PROVIDED RECORDS:
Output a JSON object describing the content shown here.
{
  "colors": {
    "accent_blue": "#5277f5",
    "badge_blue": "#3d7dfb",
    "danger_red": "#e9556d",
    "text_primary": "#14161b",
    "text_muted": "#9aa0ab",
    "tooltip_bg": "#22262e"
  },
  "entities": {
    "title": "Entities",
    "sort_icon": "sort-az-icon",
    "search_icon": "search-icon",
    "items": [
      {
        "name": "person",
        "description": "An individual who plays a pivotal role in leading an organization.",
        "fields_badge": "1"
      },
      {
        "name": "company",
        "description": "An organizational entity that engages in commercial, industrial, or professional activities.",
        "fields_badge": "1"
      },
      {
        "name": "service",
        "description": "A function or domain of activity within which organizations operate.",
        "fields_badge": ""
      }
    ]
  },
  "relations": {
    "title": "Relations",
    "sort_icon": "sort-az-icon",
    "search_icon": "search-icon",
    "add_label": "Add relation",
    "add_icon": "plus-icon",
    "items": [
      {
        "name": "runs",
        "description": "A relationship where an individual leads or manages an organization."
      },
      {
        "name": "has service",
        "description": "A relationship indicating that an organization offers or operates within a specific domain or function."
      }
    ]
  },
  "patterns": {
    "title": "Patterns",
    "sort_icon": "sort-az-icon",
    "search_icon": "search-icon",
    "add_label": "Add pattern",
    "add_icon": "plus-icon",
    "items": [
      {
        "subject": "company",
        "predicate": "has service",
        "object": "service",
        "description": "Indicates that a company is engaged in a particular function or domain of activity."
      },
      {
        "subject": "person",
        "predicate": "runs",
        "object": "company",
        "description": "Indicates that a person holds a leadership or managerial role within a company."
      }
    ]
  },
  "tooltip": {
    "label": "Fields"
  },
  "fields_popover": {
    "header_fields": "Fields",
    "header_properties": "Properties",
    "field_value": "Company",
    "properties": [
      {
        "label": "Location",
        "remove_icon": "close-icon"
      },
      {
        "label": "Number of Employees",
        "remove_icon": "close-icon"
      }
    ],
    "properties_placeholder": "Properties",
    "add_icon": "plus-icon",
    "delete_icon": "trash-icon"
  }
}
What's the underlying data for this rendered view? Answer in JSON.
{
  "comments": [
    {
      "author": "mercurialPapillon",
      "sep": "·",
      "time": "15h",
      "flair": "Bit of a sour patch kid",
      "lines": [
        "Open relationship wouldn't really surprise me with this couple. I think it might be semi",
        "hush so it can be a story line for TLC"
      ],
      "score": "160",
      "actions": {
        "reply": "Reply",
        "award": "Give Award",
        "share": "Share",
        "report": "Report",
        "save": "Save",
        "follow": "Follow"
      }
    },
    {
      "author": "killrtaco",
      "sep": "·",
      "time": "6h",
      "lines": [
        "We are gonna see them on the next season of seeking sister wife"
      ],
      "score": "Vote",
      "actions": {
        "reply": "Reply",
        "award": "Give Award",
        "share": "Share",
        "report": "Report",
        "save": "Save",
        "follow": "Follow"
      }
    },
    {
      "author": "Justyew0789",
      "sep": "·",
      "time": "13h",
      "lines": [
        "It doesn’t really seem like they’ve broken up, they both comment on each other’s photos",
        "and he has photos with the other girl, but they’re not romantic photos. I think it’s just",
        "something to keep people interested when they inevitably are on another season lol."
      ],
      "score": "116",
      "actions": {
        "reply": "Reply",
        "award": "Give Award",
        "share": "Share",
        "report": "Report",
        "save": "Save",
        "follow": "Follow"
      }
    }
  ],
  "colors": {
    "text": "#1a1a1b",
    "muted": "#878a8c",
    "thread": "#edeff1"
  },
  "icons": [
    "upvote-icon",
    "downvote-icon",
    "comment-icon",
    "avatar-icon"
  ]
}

DIRECTION:
Find each line holding the string "person" and copy it out.

SOLUTION:
        "name": "person",
        "subject": "person",
        "description": "Indicates that a person holds a leadership or managerial role within a company."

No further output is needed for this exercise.